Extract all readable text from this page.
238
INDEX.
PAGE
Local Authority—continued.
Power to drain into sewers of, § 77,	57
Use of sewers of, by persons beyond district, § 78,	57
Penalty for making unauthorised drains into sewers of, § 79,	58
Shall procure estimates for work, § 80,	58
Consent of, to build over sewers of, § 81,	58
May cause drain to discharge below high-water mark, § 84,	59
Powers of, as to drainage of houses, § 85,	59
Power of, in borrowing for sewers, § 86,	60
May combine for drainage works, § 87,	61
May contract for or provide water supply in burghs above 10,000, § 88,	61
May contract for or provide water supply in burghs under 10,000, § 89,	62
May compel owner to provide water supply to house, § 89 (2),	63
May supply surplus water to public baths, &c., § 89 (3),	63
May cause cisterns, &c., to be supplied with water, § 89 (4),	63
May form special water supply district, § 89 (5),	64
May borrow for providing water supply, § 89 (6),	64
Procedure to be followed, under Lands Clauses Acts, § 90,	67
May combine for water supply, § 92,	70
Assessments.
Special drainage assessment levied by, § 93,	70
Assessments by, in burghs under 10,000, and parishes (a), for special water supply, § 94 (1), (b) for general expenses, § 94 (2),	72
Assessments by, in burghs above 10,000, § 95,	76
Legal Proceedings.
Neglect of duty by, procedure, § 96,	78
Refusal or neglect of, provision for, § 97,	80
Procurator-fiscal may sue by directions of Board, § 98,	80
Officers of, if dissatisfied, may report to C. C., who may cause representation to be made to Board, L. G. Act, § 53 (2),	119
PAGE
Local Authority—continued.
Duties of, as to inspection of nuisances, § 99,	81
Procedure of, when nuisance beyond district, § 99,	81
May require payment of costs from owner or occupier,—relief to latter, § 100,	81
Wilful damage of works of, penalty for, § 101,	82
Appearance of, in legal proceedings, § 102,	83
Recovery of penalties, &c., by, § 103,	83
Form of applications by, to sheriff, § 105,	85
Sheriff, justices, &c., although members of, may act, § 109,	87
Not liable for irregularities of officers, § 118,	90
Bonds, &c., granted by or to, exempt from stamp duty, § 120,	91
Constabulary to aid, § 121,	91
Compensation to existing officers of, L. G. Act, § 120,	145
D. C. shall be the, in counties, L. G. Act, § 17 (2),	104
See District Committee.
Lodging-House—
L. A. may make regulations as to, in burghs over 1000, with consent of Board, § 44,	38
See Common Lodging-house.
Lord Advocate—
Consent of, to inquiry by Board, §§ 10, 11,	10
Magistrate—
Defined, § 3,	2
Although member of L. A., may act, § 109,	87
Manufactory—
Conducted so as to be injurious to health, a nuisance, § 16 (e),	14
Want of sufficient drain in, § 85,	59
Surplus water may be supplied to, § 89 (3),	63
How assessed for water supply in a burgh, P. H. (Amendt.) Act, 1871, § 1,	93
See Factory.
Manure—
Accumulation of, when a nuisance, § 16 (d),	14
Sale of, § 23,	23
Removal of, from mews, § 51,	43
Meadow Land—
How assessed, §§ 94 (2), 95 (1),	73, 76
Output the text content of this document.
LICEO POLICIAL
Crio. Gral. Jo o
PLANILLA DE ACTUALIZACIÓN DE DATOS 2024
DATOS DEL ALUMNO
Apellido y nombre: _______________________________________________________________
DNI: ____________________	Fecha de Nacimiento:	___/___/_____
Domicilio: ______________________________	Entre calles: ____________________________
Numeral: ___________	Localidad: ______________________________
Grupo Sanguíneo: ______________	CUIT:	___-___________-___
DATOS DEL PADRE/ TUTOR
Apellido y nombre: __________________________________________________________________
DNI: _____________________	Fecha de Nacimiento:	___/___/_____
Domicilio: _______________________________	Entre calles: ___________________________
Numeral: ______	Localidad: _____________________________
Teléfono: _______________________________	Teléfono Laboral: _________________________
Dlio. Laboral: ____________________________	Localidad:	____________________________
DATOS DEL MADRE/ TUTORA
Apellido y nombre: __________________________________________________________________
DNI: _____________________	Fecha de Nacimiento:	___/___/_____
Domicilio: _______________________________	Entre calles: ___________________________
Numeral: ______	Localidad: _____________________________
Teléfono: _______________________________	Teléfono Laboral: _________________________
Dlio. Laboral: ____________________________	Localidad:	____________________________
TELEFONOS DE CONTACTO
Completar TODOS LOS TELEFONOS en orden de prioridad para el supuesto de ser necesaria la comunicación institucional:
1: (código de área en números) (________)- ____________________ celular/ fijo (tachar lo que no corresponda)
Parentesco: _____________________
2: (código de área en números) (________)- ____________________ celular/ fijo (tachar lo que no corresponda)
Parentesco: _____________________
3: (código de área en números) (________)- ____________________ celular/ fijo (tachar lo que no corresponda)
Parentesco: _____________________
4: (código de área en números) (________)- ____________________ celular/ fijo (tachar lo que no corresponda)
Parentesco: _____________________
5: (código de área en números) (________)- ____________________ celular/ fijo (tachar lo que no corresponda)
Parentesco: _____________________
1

####

Directions for this task: From the data above, work out how many lines hold "código". Answer with the number alone.

Exercise solution: 5